(Stored dataset items)
***

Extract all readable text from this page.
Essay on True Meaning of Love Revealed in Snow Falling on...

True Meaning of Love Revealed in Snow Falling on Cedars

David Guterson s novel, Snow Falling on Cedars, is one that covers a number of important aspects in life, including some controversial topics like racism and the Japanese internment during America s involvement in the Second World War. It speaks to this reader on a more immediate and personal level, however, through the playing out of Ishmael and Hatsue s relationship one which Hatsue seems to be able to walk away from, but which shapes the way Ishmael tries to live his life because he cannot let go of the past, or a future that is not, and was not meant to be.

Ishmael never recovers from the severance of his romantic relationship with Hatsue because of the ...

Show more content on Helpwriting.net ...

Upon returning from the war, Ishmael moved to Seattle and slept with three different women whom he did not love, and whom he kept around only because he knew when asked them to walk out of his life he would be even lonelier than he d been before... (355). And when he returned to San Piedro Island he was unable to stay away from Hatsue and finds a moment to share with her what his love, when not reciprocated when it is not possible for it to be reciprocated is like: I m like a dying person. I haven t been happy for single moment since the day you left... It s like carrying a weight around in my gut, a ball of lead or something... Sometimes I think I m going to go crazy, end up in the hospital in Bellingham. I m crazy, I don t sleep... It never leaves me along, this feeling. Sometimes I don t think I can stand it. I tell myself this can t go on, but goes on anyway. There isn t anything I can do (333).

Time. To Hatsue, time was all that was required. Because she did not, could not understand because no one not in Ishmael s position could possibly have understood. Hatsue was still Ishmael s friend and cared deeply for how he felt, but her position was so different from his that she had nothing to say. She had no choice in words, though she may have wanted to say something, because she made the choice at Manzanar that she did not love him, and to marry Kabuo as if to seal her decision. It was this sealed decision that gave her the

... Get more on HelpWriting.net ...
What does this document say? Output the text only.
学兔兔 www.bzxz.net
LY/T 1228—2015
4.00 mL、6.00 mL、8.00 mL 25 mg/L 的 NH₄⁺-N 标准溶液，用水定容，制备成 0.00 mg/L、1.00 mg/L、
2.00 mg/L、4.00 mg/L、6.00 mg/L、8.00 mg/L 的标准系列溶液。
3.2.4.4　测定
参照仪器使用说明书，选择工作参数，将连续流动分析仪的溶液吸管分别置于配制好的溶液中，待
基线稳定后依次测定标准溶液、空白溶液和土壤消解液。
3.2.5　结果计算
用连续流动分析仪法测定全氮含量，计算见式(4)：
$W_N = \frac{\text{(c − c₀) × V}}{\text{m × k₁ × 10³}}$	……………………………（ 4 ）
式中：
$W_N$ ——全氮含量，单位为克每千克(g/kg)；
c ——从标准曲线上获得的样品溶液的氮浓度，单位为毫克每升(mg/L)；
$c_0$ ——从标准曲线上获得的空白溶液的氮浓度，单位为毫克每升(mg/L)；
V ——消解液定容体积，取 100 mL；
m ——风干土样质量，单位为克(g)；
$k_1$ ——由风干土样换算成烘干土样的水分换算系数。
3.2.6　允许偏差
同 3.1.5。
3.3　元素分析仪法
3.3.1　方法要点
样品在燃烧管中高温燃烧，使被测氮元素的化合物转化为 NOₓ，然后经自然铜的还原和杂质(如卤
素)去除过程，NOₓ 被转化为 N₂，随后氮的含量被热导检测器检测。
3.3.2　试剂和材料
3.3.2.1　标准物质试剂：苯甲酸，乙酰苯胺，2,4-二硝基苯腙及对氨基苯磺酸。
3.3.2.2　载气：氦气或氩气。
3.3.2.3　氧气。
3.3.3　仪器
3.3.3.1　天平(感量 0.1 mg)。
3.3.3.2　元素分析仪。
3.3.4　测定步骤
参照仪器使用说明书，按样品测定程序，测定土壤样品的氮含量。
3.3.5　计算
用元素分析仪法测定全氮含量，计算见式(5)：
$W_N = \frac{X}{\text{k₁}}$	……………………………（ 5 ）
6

***

[What you have to do]: Take the entries above and transcribe them in full.

[Response to this task]:
Extract all readable text from this page.
Essay on True Meaning of Love Revealed in Snow Falling on...

True Meaning of Love Revealed in Snow Falling on Cedars

David Guterson s novel, Snow Falling on Cedars, is one that covers a number of important aspects in life, including some controversial topics like racism and the Japanese internment during America s involvement in the Second World War. It speaks to this reader on a more immediate and personal level, however, through the playing out of Ishmael and Hatsue s relationship one which Hatsue seems to be able to walk away from, but which shapes the way Ishmael tries to live his life because he cannot let go of the past, or a future that is not, and was not meant to be.

Ishmael never recovers from the severance of his romantic relationship with Hatsue because of the ...

Show more content on Helpwriting.net ...

Upon returning from the war, Ishmael moved to Seattle and slept with three different women whom he did not love, and whom he kept around only because he knew when asked them to walk out of his life he would be even lonelier than he d been before... (355). And when he returned to San Piedro Island he was unable to stay away from Hatsue and finds a moment to share with her what his love, when not reciprocated when it is not possible for it to be reciprocated is like: I m like a dying person. I haven t been happy for single moment since the day you left... It s like carrying a weight around in my gut, a ball of lead or something... Sometimes I think I m going to go crazy, end up in the hospital in Bellingham. I m crazy, I don t sleep... It never leaves me along, this feeling. Sometimes I don t think I can stand it. I tell myself this can t go on, but goes on anyway. There isn t anything I can do (333).

Time. To Hatsue, time was all that was required. Because she did not, could not understand because no one not in Ishmael s position could possibly have understood. Hatsue was still Ishmael s friend and cared deeply for how he felt, but her position was so different from his that she had nothing to say. She had no choice in words, though she may have wanted to say something, because she made the choice at Manzanar that she did not love him, and to marry Kabuo as if to seal her decision. It was this sealed decision that gave her the

... Get more on HelpWriting.net ...
What does this document say? Output the text only.
学兔兔 www.bzxz.net
LY/T 1228—2015
4.00 mL、6.00 mL、8.00 mL 25 mg/L 的 NH₄⁺-N 标准溶液，用水定容，制备成 0.00 mg/L、1.00 mg/L、
2.00 mg/L、4.00 mg/L、6.00 mg/L、8.00 mg/L 的标准系列溶液。
3.2.4.4　测定
参照仪器使用说明书，选择工作参数，将连续流动分析仪的溶液吸管分别置于配制好的溶液中，待
基线稳定后依次测定标准溶液、空白溶液和土壤消解液。
3.2.5　结果计算
用连续流动分析仪法测定全氮含量，计算见式(4)：
$W_N = \frac{\text{(c − c₀) × V}}{\text{m × k₁ × 10³}}$	……………………………（ 4 ）
式中：
$W_N$ ——全氮含量，单位为克每千克(g/kg)；
c ——从标准曲线上获得的样品溶液的氮浓度，单位为毫克每升(mg/L)；
$c_0$ ——从标准曲线上获得的空白溶液的氮浓度，单位为毫克每升(mg/L)；
V ——消解液定容体积，取 100 mL；
m ——风干土样质量，单位为克(g)；
$k_1$ ——由风干土样换算成烘干土样的水分换算系数。
3.2.6　允许偏差
同 3.1.5。
3.3　元素分析仪法
3.3.1　方法要点
样品在燃烧管中高温燃烧，使被测氮元素的化合物转化为 NOₓ，然后经自然铜的还原和杂质(如卤
素)去除过程，NOₓ 被转化为 N₂，随后氮的含量被热导检测器检测。
3.3.2　试剂和材料
3.3.2.1　标准物质试剂：苯甲酸，乙酰苯胺，2,4-二硝基苯腙及对氨基苯磺酸。
3.3.2.2　载气：氦气或氩气。
3.3.2.3　氧气。
3.3.3　仪器
3.3.3.1　天平(感量 0.1 mg)。
3.3.3.2　元素分析仪。
3.3.4　测定步骤
参照仪器使用说明书，按样品测定程序，测定土壤样品的氮含量。
3.3.5　计算
用元素分析仪法测定全氮含量，计算见式(5)：
$W_N = \frac{X}{\text{k₁}}$	……………………………（ 5 ）
6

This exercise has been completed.